— Work to do —
Return each entry exactly, omitting nothing.

::::::::::

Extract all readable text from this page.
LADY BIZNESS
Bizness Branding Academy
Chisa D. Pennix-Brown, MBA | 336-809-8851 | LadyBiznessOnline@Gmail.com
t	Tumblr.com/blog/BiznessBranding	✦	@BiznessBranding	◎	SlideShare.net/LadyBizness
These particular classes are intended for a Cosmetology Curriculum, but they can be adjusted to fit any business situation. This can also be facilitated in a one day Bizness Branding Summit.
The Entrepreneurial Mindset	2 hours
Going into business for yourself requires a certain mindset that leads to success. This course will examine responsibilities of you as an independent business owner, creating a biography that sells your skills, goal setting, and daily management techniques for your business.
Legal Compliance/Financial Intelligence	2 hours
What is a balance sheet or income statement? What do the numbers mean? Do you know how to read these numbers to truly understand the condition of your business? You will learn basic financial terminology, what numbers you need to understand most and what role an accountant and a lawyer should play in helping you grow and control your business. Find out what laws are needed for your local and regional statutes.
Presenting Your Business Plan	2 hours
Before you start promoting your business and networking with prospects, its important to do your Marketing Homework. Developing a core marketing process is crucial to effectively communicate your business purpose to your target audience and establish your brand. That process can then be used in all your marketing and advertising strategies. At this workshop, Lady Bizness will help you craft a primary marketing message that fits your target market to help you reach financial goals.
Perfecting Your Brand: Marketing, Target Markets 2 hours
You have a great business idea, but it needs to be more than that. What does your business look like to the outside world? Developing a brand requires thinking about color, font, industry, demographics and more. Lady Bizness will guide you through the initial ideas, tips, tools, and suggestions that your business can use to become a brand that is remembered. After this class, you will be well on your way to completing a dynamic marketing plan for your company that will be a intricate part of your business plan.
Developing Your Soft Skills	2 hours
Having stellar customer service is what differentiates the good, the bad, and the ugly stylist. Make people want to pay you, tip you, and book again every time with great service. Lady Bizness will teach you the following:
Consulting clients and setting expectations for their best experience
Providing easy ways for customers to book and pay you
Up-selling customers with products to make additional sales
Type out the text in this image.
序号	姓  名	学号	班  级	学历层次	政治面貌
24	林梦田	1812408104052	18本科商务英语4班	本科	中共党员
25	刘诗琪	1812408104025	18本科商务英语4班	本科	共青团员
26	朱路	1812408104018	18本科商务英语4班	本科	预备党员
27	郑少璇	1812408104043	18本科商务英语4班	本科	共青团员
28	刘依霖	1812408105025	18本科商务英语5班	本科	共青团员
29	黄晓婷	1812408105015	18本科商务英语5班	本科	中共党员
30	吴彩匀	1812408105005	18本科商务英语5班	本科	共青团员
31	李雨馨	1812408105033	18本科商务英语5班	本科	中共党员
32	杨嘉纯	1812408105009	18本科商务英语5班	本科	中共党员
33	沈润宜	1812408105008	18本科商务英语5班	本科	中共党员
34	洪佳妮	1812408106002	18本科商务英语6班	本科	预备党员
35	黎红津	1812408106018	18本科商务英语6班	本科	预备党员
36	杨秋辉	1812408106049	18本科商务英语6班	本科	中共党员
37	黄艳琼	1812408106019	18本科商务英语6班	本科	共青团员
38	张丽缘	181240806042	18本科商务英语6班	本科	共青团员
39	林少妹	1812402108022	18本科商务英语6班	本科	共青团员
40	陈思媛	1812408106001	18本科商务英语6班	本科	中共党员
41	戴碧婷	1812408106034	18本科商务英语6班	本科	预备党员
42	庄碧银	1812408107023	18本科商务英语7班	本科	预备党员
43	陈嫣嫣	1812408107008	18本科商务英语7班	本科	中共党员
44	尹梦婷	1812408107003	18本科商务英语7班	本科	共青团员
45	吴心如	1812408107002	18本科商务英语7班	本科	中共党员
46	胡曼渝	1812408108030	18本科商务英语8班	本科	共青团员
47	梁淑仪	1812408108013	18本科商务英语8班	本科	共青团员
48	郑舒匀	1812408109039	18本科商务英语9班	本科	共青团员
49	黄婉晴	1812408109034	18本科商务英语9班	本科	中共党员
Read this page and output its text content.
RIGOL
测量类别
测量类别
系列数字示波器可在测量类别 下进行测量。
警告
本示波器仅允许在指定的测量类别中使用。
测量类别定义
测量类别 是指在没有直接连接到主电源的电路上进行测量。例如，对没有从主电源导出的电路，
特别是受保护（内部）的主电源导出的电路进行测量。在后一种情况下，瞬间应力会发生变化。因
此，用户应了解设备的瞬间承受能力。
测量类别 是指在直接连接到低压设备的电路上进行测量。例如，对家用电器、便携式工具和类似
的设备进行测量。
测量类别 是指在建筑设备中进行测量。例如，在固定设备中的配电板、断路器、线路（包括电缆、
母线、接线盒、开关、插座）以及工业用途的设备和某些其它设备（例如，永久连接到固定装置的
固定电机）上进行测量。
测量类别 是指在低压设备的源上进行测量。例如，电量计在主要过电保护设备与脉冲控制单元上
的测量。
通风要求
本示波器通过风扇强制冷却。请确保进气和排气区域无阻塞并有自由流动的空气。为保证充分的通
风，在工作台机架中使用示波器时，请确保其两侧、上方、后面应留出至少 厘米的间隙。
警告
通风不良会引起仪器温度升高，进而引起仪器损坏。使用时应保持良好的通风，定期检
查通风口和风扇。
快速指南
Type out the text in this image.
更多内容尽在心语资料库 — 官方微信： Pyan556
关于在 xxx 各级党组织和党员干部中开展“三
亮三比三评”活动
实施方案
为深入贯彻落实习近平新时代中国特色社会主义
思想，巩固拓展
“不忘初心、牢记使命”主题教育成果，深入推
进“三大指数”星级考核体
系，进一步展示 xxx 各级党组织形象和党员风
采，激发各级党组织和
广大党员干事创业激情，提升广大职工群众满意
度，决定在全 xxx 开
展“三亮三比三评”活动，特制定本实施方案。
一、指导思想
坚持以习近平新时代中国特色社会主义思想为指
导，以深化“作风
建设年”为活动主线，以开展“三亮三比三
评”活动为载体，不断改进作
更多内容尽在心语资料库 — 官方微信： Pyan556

::::::::::

— Task result —
Extract all readable text from this page.
LADY BIZNESS
Bizness Branding Academy
Chisa D. Pennix-Brown, MBA | 336-809-8851 | LadyBiznessOnline@Gmail.com
t	Tumblr.com/blog/BiznessBranding	✦	@BiznessBranding	◎	SlideShare.net/LadyBizness
These particular classes are intended for a Cosmetology Curriculum, but they can be adjusted to fit any business situation. This can also be facilitated in a one day Bizness Branding Summit.
The Entrepreneurial Mindset	2 hours
Going into business for yourself requires a certain mindset that leads to success. This course will examine responsibilities of you as an independent business owner, creating a biography that sells your skills, goal setting, and daily management techniques for your business.
Legal Compliance/Financial Intelligence	2 hours
What is a balance sheet or income statement? What do the numbers mean? Do you know how to read these numbers to truly understand the condition of your business? You will learn basic financial terminology, what numbers you need to understand most and what role an accountant and a lawyer should play in helping you grow and control your business. Find out what laws are needed for your local and regional statutes.
Presenting Your Business Plan	2 hours
Before you start promoting your business and networking with prospects, its important to do your Marketing Homework. Developing a core marketing process is crucial to effectively communicate your business purpose to your target audience and establish your brand. That process can then be used in all your marketing and advertising strategies. At this workshop, Lady Bizness will help you craft a primary marketing message that fits your target market to help you reach financial goals.
Perfecting Your Brand: Marketing, Target Markets 2 hours
You have a great business idea, but it needs to be more than that. What does your business look like to the outside world? Developing a brand requires thinking about color, font, industry, demographics and more. Lady Bizness will guide you through the initial ideas, tips, tools, and suggestions that your business can use to become a brand that is remembered. After this class, you will be well on your way to completing a dynamic marketing plan for your company that will be a intricate part of your business plan.
Developing Your Soft Skills	2 hours
Having stellar customer service is what differentiates the good, the bad, and the ugly stylist. Make people want to pay you, tip you, and book again every time with great service. Lady Bizness will teach you the following:
Consulting clients and setting expectations for their best experience
Providing easy ways for customers to book and pay you
Up-selling customers with products to make additional sales
Type out the text in this image.
序号	姓  名	学号	班  级	学历层次	政治面貌
24	林梦田	1812408104052	18本科商务英语4班	本科	中共党员
25	刘诗琪	1812408104025	18本科商务英语4班	本科	共青团员
26	朱路	1812408104018	18本科商务英语4班	本科	预备党员
27	郑少璇	1812408104043	18本科商务英语4班	本科	共青团员
28	刘依霖	1812408105025	18本科商务英语5班	本科	共青团员
29	黄晓婷	1812408105015	18本科商务英语5班	本科	中共党员
30	吴彩匀	1812408105005	18本科商务英语5班	本科	共青团员
31	李雨馨	1812408105033	18本科商务英语5班	本科	中共党员
32	杨嘉纯	1812408105009	18本科商务英语5班	本科	中共党员
33	沈润宜	1812408105008	18本科商务英语5班	本科	中共党员
34	洪佳妮	1812408106002	18本科商务英语6班	本科	预备党员
35	黎红津	1812408106018	18本科商务英语6班	本科	预备党员
36	杨秋辉	1812408106049	18本科商务英语6班	本科	中共党员
37	黄艳琼	1812408106019	18本科商务英语6班	本科	共青团员
38	张丽缘	181240806042	18本科商务英语6班	本科	共青团员
39	林少妹	1812402108022	18本科商务英语6班	本科	共青团员
40	陈思媛	1812408106001	18本科商务英语6班	本科	中共党员
41	戴碧婷	1812408106034	18本科商务英语6班	本科	预备党员
42	庄碧银	1812408107023	18本科商务英语7班	本科	预备党员
43	陈嫣嫣	1812408107008	18本科商务英语7班	本科	中共党员
44	尹梦婷	1812408107003	18本科商务英语7班	本科	共青团员
45	吴心如	1812408107002	18本科商务英语7班	本科	中共党员
46	胡曼渝	1812408108030	18本科商务英语8班	本科	共青团员
47	梁淑仪	1812408108013	18本科商务英语8班	本科	共青团员
48	郑舒匀	1812408109039	18本科商务英语9班	本科	共青团员
49	黄婉晴	1812408109034	18本科商务英语9班	本科	中共党员
Read this page and output its text content.
RIGOL
测量类别
测量类别
系列数字示波器可在测量类别 下进行测量。
警告
本示波器仅允许在指定的测量类别中使用。
测量类别定义
测量类别 是指在没有直接连接到主电源的电路上进行测量。例如，对没有从主电源导出的电路，
特别是受保护（内部）的主电源导出的电路进行测量。在后一种情况下，瞬间应力会发生变化。因
此，用户应了解设备的瞬间承受能力。
测量类别 是指在直接连接到低压设备的电路上进行测量。例如，对家用电器、便携式工具和类似
的设备进行测量。
测量类别 是指在建筑设备中进行测量。例如，在固定设备中的配电板、断路器、线路（包括电缆、
母线、接线盒、开关、插座）以及工业用途的设备和某些其它设备（例如，永久连接到固定装置的
固定电机）上进行测量。
测量类别 是指在低压设备的源上进行测量。例如，电量计在主要过电保护设备与脉冲控制单元上
的测量。
通风要求
本示波器通过风扇强制冷却。请确保进气和排气区域无阻塞并有自由流动的空气。为保证充分的通
风，在工作台机架中使用示波器时，请确保其两侧、上方、后面应留出至少 厘米的间隙。
警告
通风不良会引起仪器温度升高，进而引起仪器损坏。使用时应保持良好的通风，定期检
查通风口和风扇。
快速指南
Type out the text in this image.
更多内容尽在心语资料库 — 官方微信： Pyan556
关于在 xxx 各级党组织和党员干部中开展“三
亮三比三评”活动
实施方案
为深入贯彻落实习近平新时代中国特色社会主义
思想，巩固拓展
“不忘初心、牢记使命”主题教育成果，深入推
进“三大指数”星级考核体
系，进一步展示 xxx 各级党组织形象和党员风
采，激发各级党组织和
广大党员干事创业激情，提升广大职工群众满意
度，决定在全 xxx 开
展“三亮三比三评”活动，特制定本实施方案。
一、指导思想
坚持以习近平新时代中国特色社会主义思想为指
导，以深化“作风
建设年”为活动主线，以开展“三亮三比三
评”活动为载体，不断改进作
更多内容尽在心语资料库 — 官方微信： Pyan556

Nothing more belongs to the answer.